==== The input ====
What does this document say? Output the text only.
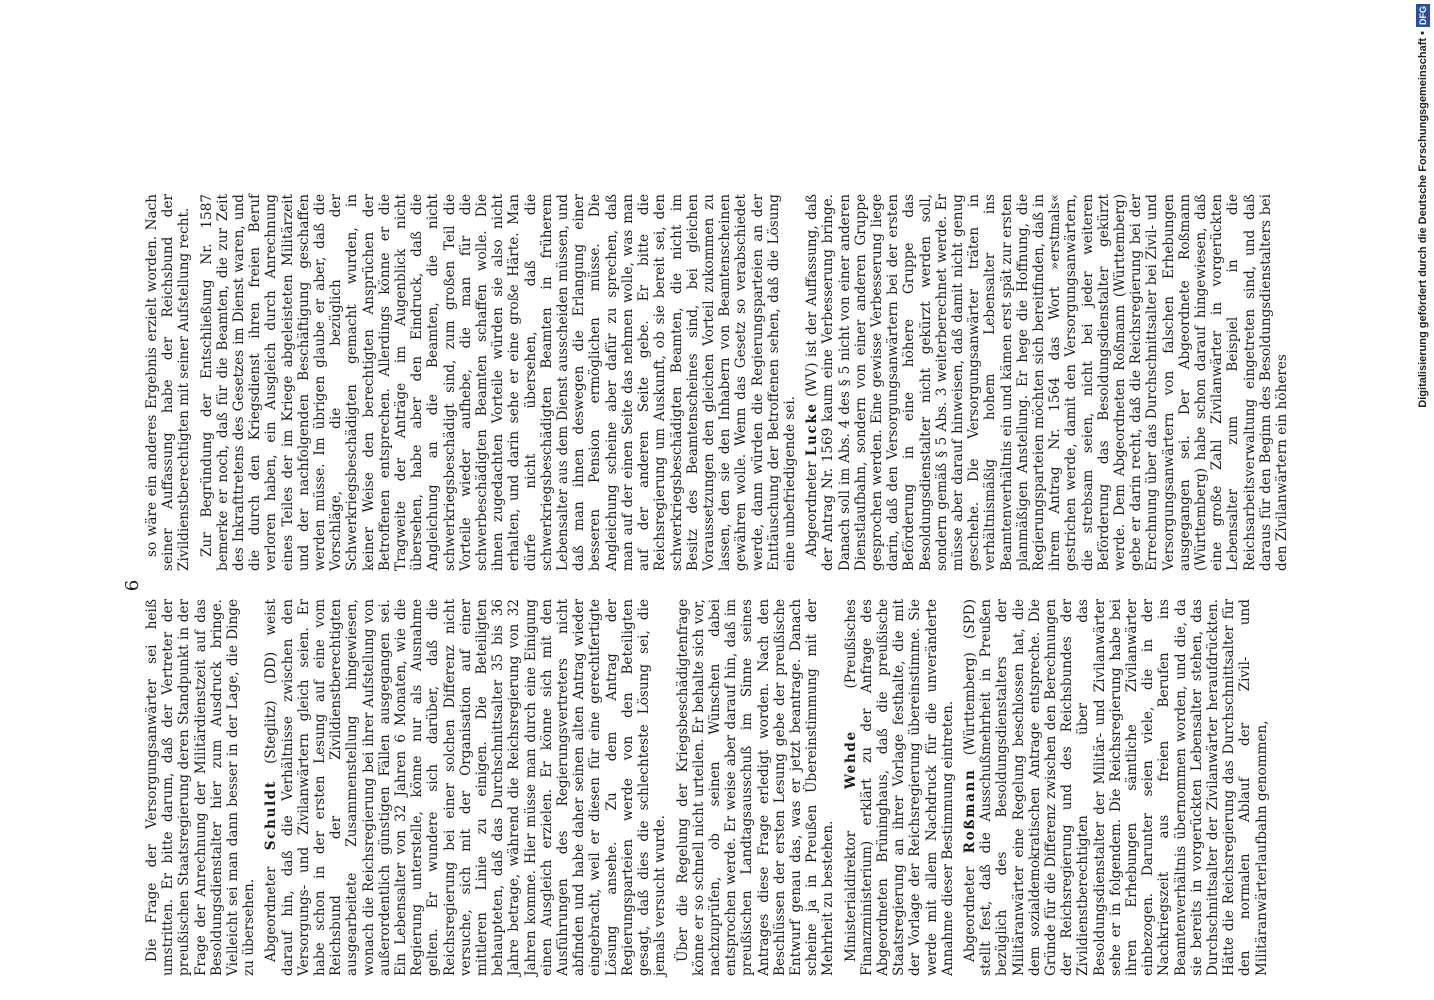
6

Die Frage der Versorgungsanwärter sei heiß umstritten. Er bitte darum, daß der Vertreter der preußischen Staatsregierung deren Standpunkt in der Frage der Anrechnung der Militärdienstzeit auf das Besoldungsdienstalter hier zum Ausdruck bringe. Vielleicht sei man dann besser in der Lage, die Dinge zu übersehen. Abgeordneter Schuldt (Steglitz) (DD) weist darauf hin, daß die Verhältnisse zwischen den Versorgungs- und Zivilanwärtern gleich seien. Er habe schon in der ersten Lesung auf eine vom Reichsbund der Zivildienstberechtigten ausgearbeitete Zusammenstellung hingewiesen, wonach die Reichsregierung bei ihrer Aufstellung von außerordentlich günstigen Fällen ausgegangen sei. Ein Lebensalter von 32 Jahren 6 Monaten, wie die Regierung unterstelle, könne nur als Ausnahme gelten. Er wundere sich darüber, daß die Reichsregierung bei einer solchen Differenz nicht versuche, sich mit der Organisation auf einer mittleren Linie zu einigen. Die Beteiligten behaupteten, daß das Durchschnittsalter 35 bis 36 Jahre betrage, während die Reichsregierung von 32 Jahren komme. Hier müsse man durch eine Einigung einen Ausgleich erzielen. Er könne sich mit den Ausführungen des Regierungsvertreters nicht abfinden und habe daher seinen alten Antrag wieder eingebracht, weil er diesen für eine gerechtfertigte Lösung ansehe. Zu dem Antrag der Regierungsparteien werde von den Beteiligten gesagt, daß dies die schlechteste Lösung sei, die jemals versucht wurde. Über die Regelung der Kriegsbeschädigtenfrage könne er so schnell nicht urteilen. Er behalte sich vor, nachzuprüfen, ob seinen Wünschen dabei entsprochen werde. Er weise aber darauf hin, daß im preußischen Landtagsausschuß im Sinne seines Antrages diese Frage erledigt worden. Nach den Beschlüssen der ersten Lesung gebe der preußische Entwurf genau das, was er jetzt beantrage. Danach scheine ja in Preußen Übereinstimmung mit der Mehrheit zu bestehen. Ministerialdirektor Wehde (Preußisches Finanzministerium) erklärt zu der Anfrage des Abgeordneten Brüninghaus, daß die preußische Staatsregierung an ihrer Vorlage festhalte, die mit der Vorlage der Reichsregierung übereinstimme. Sie werde mit allem Nachdruck für die unveränderte Annahme dieser Bestimmung eintreten. Abgeordneter Roßmann (Württemberg) (SPD) stellt fest, daß die Ausschußmehrheit in Preußen bezüglich des Besoldungsdienstalters der Militäranwärter eine Regelung beschlossen hat, die dem sozialdemokratischen Antrage entspreche. Die Gründe für die Differenz zwischen den Berechnungen der Reichsregierung und des Reichsbundes der Zivildienstberechtigten über das Besoldungsdienstalter der Militär- und Zivilanwärter sehe er in folgendem. Die Reichsregierung habe bei ihren Erhebungen sämtliche Zivilanwärter einbezogen. Darunter seien viele, die in der Nachkriegszeit aus freien Berufen ins Beamtenverhältnis übernommen worden, und die, da sie bereits in vorgerückten Lebensalter stehen, das Durchschnittsalter der Zivilanwärter heraufdrückten. Hätte die Reichsregierung das Durchschnittsalter für den normalen Ablauf der Zivil- und Militäranwärterlaufbahn genommen,

so wäre ein anderes Ergebnis erzielt worden. Nach seiner Auffassung habe der Reichsbund der Zivildienstberechtigten mit seiner Aufstellung recht. Zur Begründung der Entschließung Nr. 1587 bemerke er noch, daß für die Beamten, die zur Zeit des Inkrafttretens des Gesetzes im Dienst waren, und die durch den Kriegsdienst ihren freien Beruf verloren haben, ein Ausgleich durch Anrechnung eines Teiles der im Kriege abgeleisteten Militärzeit und der nachfolgenden Beschäftigung geschaffen werden müsse. Im übrigen glaube er aber, daß die Vorschläge, die bezüglich der Schwerkriegsbeschädigten gemacht wurden, in keiner Weise den berechtigten Ansprüchen der Betroffenen entsprechen. Allerdings könne er die Tragweite der Anträge im Augenblick nicht übersehen, habe aber den Eindruck, daß die Angleichung an die Beamten, die nicht schwerkriegsbeschädigt sind, zum großen Teil die Vorteile wieder aufhebe, die man für die schwerbeschädigten Beamten schaffen wolle. Die ihnen zugedachten Vorteile würden sie also nicht erhalten, und darin sehe er eine große Härte. Man dürfe nicht übersehen, daß die schwerkriegsbeschädigten Beamten in früherem Lebensalter aus dem Dienst ausscheiden müssen, und daß man ihnen deswegen die Erlangung einer besseren Pension ermöglichen müsse. Die Angleichung scheine aber dafür zu sprechen, daß man auf der einen Seite das nehmen wolle, was man auf der anderen Seite gebe. Er bitte die Reichsregierung um Auskunft, ob sie bereit sei, den schwerkriegsbeschädigten Beamten, die nicht im Besitz des Beamtenscheines sind, bei gleichen Voraussetzungen den gleichen Vorteil zukommen zu lassen, den sie den Inhabern von Beamtenscheinen gewähren wolle. Wenn das Gesetz so verabschiedet werde, dann würden die Regierungsparteien an der Enttäuschung der Betroffenen sehen, daß die Lösung eine unbefriedigende sei. Abgeordneter Lucke (WV) ist der Auffassung, daß der Antrag Nr. 1569 kaum eine Verbesserung bringe. Danach soll im Abs. 4 des § 5 nicht von einer anderen Dienstlaufbahn, sondern von einer anderen Gruppe gesprochen werden. Eine gewisse Verbesserung liege darin, daß den Versorgungsanwärtern bei der ersten Beförderung in eine höhere Gruppe das Besoldungsdienstalter nicht gekürzt werden soll, sondern gemäß § 5 Abs. 3 weiterberechnet werde. Er müsse aber darauf hinweisen, daß damit nicht genug geschehe. Die Versorgungsanwärter träten in verhältnismäßig hohem Lebensalter ins Beamtenverhältnis ein und kämen erst spät zur ersten planmäßigen Anstellung. Er hege die Hoffnung, die Regierungsparteien möchten sich bereitfinden, daß in ihrem Antrag Nr. 1564 das Wort »erstmals« gestrichen werde, damit den Versorgungsanwärtern, die strebsam seien, nicht bei jeder weiteren Beförderung das Besoldungsdienstalter gekürzt werde. Dem Abgeordneten Roßmann (Württemberg) gebe er darin recht, daß die Reichsregierung bei der Errechnung über das Durchschnittsalter bei Zivil- und Versorgungsanwärtern von falschen Erhebungen ausgegangen sei. Der Abgeordnete Roßmann (Württemberg) habe schon darauf hingewiesen, daß eine große Zahl Zivilanwärter in vorgerückten Lebensalter zum Beispiel in die Reichsarbeitsverwaltung eingetreten sind, und daß daraus für den Beginn des Besoldungsdienstalters bei den Zivilanwärtern ein höheres

Digitalisierung gefördert durch die Deutsche Forschungsgemeinschaft •DFG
====
Description of the task ▸
Reproduce every line above word for word; no images.

Your solution ▸
What does this document say? Output the text only.
6

Die Frage der Versorgungsanwärter sei heiß umstritten. Er bitte darum, daß der Vertreter der preußischen Staatsregierung deren Standpunkt in der Frage der Anrechnung der Militärdienstzeit auf das Besoldungsdienstalter hier zum Ausdruck bringe. Vielleicht sei man dann besser in der Lage, die Dinge zu übersehen. Abgeordneter Schuldt (Steglitz) (DD) weist darauf hin, daß die Verhältnisse zwischen den Versorgungs- und Zivilanwärtern gleich seien. Er habe schon in der ersten Lesung auf eine vom Reichsbund der Zivildienstberechtigten ausgearbeitete Zusammenstellung hingewiesen, wonach die Reichsregierung bei ihrer Aufstellung von außerordentlich günstigen Fällen ausgegangen sei. Ein Lebensalter von 32 Jahren 6 Monaten, wie die Regierung unterstelle, könne nur als Ausnahme gelten. Er wundere sich darüber, daß die Reichsregierung bei einer solchen Differenz nicht versuche, sich mit der Organisation auf einer mittleren Linie zu einigen. Die Beteiligten behaupteten, daß das Durchschnittsalter 35 bis 36 Jahre betrage, während die Reichsregierung von 32 Jahren komme. Hier müsse man durch eine Einigung einen Ausgleich erzielen. Er könne sich mit den Ausführungen des Regierungsvertreters nicht abfinden und habe daher seinen alten Antrag wieder eingebracht, weil er diesen für eine gerechtfertigte Lösung ansehe. Zu dem Antrag der Regierungsparteien werde von den Beteiligten gesagt, daß dies die schlechteste Lösung sei, die jemals versucht wurde. Über die Regelung der Kriegsbeschädigtenfrage könne er so schnell nicht urteilen. Er behalte sich vor, nachzuprüfen, ob seinen Wünschen dabei entsprochen werde. Er weise aber darauf hin, daß im preußischen Landtagsausschuß im Sinne seines Antrages diese Frage erledigt worden. Nach den Beschlüssen der ersten Lesung gebe der preußische Entwurf genau das, was er jetzt beantrage. Danach scheine ja in Preußen Übereinstimmung mit der Mehrheit zu bestehen. Ministerialdirektor Wehde (Preußisches Finanzministerium) erklärt zu der Anfrage des Abgeordneten Brüninghaus, daß die preußische Staatsregierung an ihrer Vorlage festhalte, die mit der Vorlage der Reichsregierung übereinstimme. Sie werde mit allem Nachdruck für die unveränderte Annahme dieser Bestimmung eintreten. Abgeordneter Roßmann (Württemberg) (SPD) stellt fest, daß die Ausschußmehrheit in Preußen bezüglich des Besoldungsdienstalters der Militäranwärter eine Regelung beschlossen hat, die dem sozialdemokratischen Antrage entspreche. Die Gründe für die Differenz zwischen den Berechnungen der Reichsregierung und des Reichsbundes der Zivildienstberechtigten über das Besoldungsdienstalter der Militär- und Zivilanwärter sehe er in folgendem. Die Reichsregierung habe bei ihren Erhebungen sämtliche Zivilanwärter einbezogen. Darunter seien viele, die in der Nachkriegszeit aus freien Berufen ins Beamtenverhältnis übernommen worden, und die, da sie bereits in vorgerückten Lebensalter stehen, das Durchschnittsalter der Zivilanwärter heraufdrückten. Hätte die Reichsregierung das Durchschnittsalter für den normalen Ablauf der Zivil- und Militäranwärterlaufbahn genommen,

so wäre ein anderes Ergebnis erzielt worden. Nach seiner Auffassung habe der Reichsbund der Zivildienstberechtigten mit seiner Aufstellung recht. Zur Begründung der Entschließung Nr. 1587 bemerke er noch, daß für die Beamten, die zur Zeit des Inkrafttretens des Gesetzes im Dienst waren, und die durch den Kriegsdienst ihren freien Beruf verloren haben, ein Ausgleich durch Anrechnung eines Teiles der im Kriege abgeleisteten Militärzeit und der nachfolgenden Beschäftigung geschaffen werden müsse. Im übrigen glaube er aber, daß die Vorschläge, die bezüglich der Schwerkriegsbeschädigten gemacht wurden, in keiner Weise den berechtigten Ansprüchen der Betroffenen entsprechen. Allerdings könne er die Tragweite der Anträge im Augenblick nicht übersehen, habe aber den Eindruck, daß die Angleichung an die Beamten, die nicht schwerkriegsbeschädigt sind, zum großen Teil die Vorteile wieder aufhebe, die man für die schwerbeschädigten Beamten schaffen wolle. Die ihnen zugedachten Vorteile würden sie also nicht erhalten, und darin sehe er eine große Härte. Man dürfe nicht übersehen, daß die schwerkriegsbeschädigten Beamten in früherem Lebensalter aus dem Dienst ausscheiden müssen, und daß man ihnen deswegen die Erlangung einer besseren Pension ermöglichen müsse. Die Angleichung scheine aber dafür zu sprechen, daß man auf der einen Seite das nehmen wolle, was man auf der anderen Seite gebe. Er bitte die Reichsregierung um Auskunft, ob sie bereit sei, den schwerkriegsbeschädigten Beamten, die nicht im Besitz des Beamtenscheines sind, bei gleichen Voraussetzungen den gleichen Vorteil zukommen zu lassen, den sie den Inhabern von Beamtenscheinen gewähren wolle. Wenn das Gesetz so verabschiedet werde, dann würden die Regierungsparteien an der Enttäuschung der Betroffenen sehen, daß die Lösung eine unbefriedigende sei. Abgeordneter Lucke (WV) ist der Auffassung, daß der Antrag Nr. 1569 kaum eine Verbesserung bringe. Danach soll im Abs. 4 des § 5 nicht von einer anderen Dienstlaufbahn, sondern von einer anderen Gruppe gesprochen werden. Eine gewisse Verbesserung liege darin, daß den Versorgungsanwärtern bei der ersten Beförderung in eine höhere Gruppe das Besoldungsdienstalter nicht gekürzt werden soll, sondern gemäß § 5 Abs. 3 weiterberechnet werde. Er müsse aber darauf hinweisen, daß damit nicht genug geschehe. Die Versorgungsanwärter träten in verhältnismäßig hohem Lebensalter ins Beamtenverhältnis ein und kämen erst spät zur ersten planmäßigen Anstellung. Er hege die Hoffnung, die Regierungsparteien möchten sich bereitfinden, daß in ihrem Antrag Nr. 1564 das Wort »erstmals« gestrichen werde, damit den Versorgungsanwärtern, die strebsam seien, nicht bei jeder weiteren Beförderung das Besoldungsdienstalter gekürzt werde. Dem Abgeordneten Roßmann (Württemberg) gebe er darin recht, daß die Reichsregierung bei der Errechnung über das Durchschnittsalter bei Zivil- und Versorgungsanwärtern von falschen Erhebungen ausgegangen sei. Der Abgeordnete Roßmann (Württemberg) habe schon darauf hingewiesen, daß eine große Zahl Zivilanwärter in vorgerückten Lebensalter zum Beispiel in die Reichsarbeitsverwaltung eingetreten sind, und daß daraus für den Beginn des Besoldungsdienstalters bei den Zivilanwärtern ein höheres

Digitalisierung gefördert durch die Deutsche Forschungsgemeinschaft •DFG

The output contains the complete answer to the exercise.